Data extracted from a collection
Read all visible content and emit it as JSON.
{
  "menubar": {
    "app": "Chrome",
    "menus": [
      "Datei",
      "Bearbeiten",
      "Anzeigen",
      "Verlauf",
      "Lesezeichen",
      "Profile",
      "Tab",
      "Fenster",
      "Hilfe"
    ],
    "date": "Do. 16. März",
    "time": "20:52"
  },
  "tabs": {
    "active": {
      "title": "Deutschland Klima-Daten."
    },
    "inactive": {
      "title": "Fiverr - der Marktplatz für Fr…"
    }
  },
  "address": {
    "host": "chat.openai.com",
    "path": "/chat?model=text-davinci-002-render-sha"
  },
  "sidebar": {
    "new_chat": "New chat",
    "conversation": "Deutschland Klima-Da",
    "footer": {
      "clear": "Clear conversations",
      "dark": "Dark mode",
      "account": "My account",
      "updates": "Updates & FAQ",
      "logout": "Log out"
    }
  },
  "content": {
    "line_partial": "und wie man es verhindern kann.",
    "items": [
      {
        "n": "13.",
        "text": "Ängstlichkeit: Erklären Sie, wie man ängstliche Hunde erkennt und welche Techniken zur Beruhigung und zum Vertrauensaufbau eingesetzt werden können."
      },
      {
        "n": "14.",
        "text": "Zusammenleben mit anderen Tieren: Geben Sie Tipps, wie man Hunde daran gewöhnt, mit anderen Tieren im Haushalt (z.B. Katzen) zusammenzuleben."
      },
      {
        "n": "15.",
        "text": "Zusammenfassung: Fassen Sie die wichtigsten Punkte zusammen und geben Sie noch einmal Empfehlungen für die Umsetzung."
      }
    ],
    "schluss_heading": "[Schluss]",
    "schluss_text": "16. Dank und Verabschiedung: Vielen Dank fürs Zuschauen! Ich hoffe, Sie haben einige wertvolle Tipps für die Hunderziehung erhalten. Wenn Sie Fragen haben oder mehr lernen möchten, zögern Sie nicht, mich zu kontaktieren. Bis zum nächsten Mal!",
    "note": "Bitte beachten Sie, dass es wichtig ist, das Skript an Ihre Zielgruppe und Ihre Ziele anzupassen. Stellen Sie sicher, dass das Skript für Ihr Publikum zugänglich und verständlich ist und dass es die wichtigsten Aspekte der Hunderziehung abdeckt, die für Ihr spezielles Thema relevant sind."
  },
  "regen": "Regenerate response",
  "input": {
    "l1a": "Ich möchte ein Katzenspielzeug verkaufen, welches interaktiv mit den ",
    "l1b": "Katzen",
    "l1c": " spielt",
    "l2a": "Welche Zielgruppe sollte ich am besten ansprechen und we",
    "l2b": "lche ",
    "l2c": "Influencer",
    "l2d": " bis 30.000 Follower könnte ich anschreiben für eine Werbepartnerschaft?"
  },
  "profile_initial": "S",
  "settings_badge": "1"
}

==

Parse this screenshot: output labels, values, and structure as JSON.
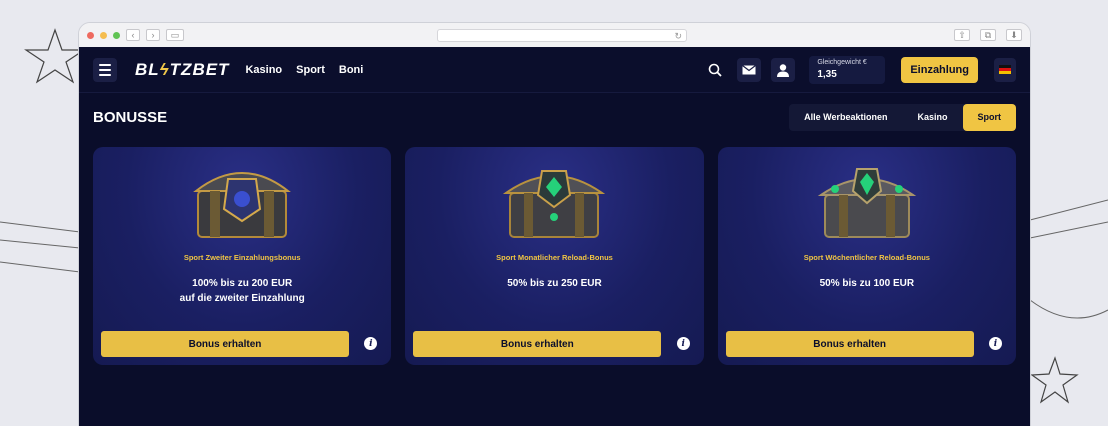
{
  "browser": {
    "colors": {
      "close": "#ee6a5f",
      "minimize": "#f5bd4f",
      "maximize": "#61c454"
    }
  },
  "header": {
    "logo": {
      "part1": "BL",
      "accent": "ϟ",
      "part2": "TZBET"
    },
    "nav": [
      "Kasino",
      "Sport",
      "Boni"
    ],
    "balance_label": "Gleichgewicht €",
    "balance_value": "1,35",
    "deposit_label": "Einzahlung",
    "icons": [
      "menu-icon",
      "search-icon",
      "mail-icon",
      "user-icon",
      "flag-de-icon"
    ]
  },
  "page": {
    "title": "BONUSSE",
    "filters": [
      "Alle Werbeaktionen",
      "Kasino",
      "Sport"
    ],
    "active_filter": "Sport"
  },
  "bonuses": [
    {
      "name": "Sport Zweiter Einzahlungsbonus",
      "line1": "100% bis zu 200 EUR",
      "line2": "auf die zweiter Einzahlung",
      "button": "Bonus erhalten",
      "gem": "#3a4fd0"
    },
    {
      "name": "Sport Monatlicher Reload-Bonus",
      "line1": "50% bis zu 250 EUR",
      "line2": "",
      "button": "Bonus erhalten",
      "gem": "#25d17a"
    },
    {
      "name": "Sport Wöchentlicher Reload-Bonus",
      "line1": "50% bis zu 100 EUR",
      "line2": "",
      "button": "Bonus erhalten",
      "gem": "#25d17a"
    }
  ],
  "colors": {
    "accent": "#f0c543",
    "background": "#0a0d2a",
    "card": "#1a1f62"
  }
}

* * *

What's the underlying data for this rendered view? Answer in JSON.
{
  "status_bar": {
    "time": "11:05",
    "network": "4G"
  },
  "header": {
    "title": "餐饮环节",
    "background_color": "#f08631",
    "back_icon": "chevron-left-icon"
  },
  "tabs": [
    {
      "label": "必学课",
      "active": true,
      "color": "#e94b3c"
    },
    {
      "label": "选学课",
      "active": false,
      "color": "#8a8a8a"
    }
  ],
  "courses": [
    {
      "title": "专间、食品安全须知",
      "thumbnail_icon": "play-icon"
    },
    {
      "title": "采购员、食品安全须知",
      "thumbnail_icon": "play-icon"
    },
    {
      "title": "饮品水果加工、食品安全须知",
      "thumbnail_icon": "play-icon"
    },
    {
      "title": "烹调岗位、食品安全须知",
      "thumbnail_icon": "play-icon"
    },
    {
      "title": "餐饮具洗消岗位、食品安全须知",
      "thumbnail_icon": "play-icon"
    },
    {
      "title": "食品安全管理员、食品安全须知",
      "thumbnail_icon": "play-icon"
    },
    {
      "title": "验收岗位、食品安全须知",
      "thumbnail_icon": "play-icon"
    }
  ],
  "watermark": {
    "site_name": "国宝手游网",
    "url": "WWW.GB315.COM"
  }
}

• Your task:
Keep only the lines that hold the string "chat", and copy them out.

• Answer to this task:
    "host": "chat.openai.com",
    "path": "/chat?model=text-davinci-002-render-sha"
    "new_chat": "New chat",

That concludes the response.